Stored data:
-.-.-
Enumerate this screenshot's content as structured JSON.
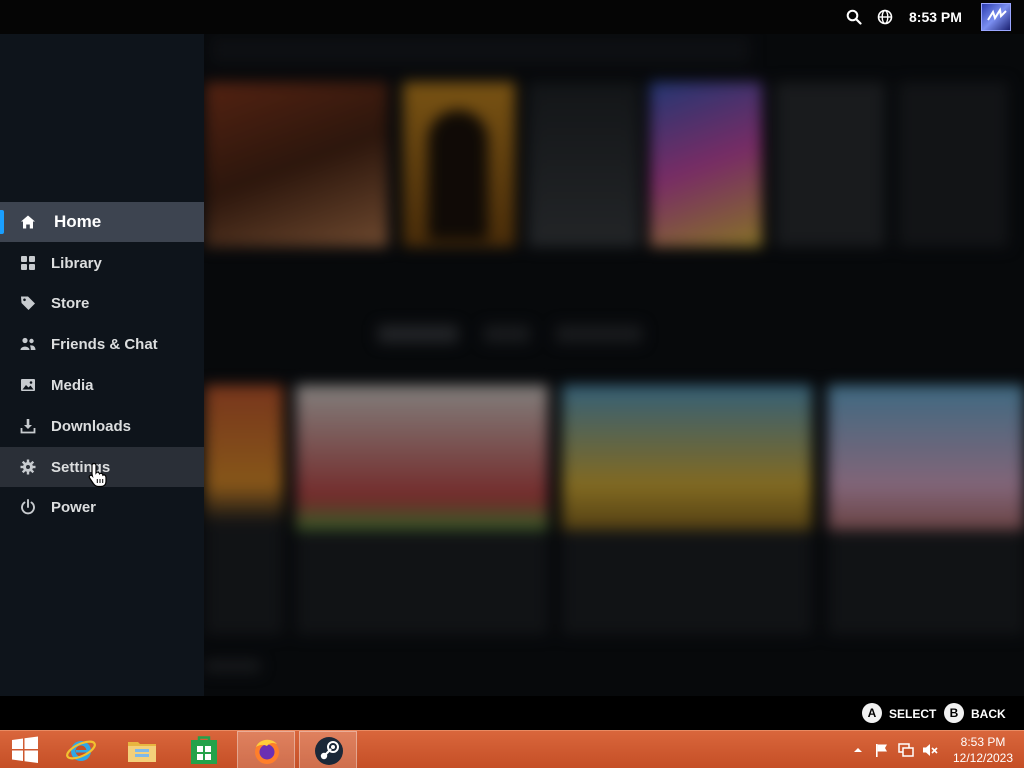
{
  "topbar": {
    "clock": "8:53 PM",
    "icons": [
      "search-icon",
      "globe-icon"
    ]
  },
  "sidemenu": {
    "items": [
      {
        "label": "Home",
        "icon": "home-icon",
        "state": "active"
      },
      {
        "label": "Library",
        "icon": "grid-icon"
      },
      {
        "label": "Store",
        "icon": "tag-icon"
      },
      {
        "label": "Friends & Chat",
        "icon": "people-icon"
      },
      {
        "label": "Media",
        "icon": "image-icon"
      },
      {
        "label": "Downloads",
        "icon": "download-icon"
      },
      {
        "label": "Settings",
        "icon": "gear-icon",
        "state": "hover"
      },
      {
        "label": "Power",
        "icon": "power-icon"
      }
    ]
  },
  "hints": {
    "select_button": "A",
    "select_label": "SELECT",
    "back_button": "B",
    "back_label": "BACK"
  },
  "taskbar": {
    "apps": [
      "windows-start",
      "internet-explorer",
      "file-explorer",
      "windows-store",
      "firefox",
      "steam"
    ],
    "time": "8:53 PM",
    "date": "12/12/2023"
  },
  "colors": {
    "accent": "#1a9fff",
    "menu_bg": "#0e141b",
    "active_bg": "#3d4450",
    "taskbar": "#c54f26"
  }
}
-.-.-
WRITTEN TASK:
Output all of the entries verbatim, leaving out any images.

ANSWER IN FULL:
Enumerate this screenshot's content as structured JSON.
{
  "topbar": {
    "clock": "8:53 PM",
    "icons": [
      "search-icon",
      "globe-icon"
    ]
  },
  "sidemenu": {
    "items": [
      {
        "label": "Home",
        "icon": "home-icon",
        "state": "active"
      },
      {
        "label": "Library",
        "icon": "grid-icon"
      },
      {
        "label": "Store",
        "icon": "tag-icon"
      },
      {
        "label": "Friends & Chat",
        "icon": "people-icon"
      },
      {
        "label": "Media",
        "icon": "image-icon"
      },
      {
        "label": "Downloads",
        "icon": "download-icon"
      },
      {
        "label": "Settings",
        "icon": "gear-icon",
        "state": "hover"
      },
      {
        "label": "Power",
        "icon": "power-icon"
      }
    ]
  },
  "hints": {
    "select_button": "A",
    "select_label": "SELECT",
    "back_button": "B",
    "back_label": "BACK"
  },
  "taskbar": {
    "apps": [
      "windows-start",
      "internet-explorer",
      "file-explorer",
      "windows-store",
      "firefox",
      "steam"
    ],
    "time": "8:53 PM",
    "date": "12/12/2023"
  },
  "colors": {
    "accent": "#1a9fff",
    "menu_bg": "#0e141b",
    "active_bg": "#3d4450",
    "taskbar": "#c54f26"
  }
}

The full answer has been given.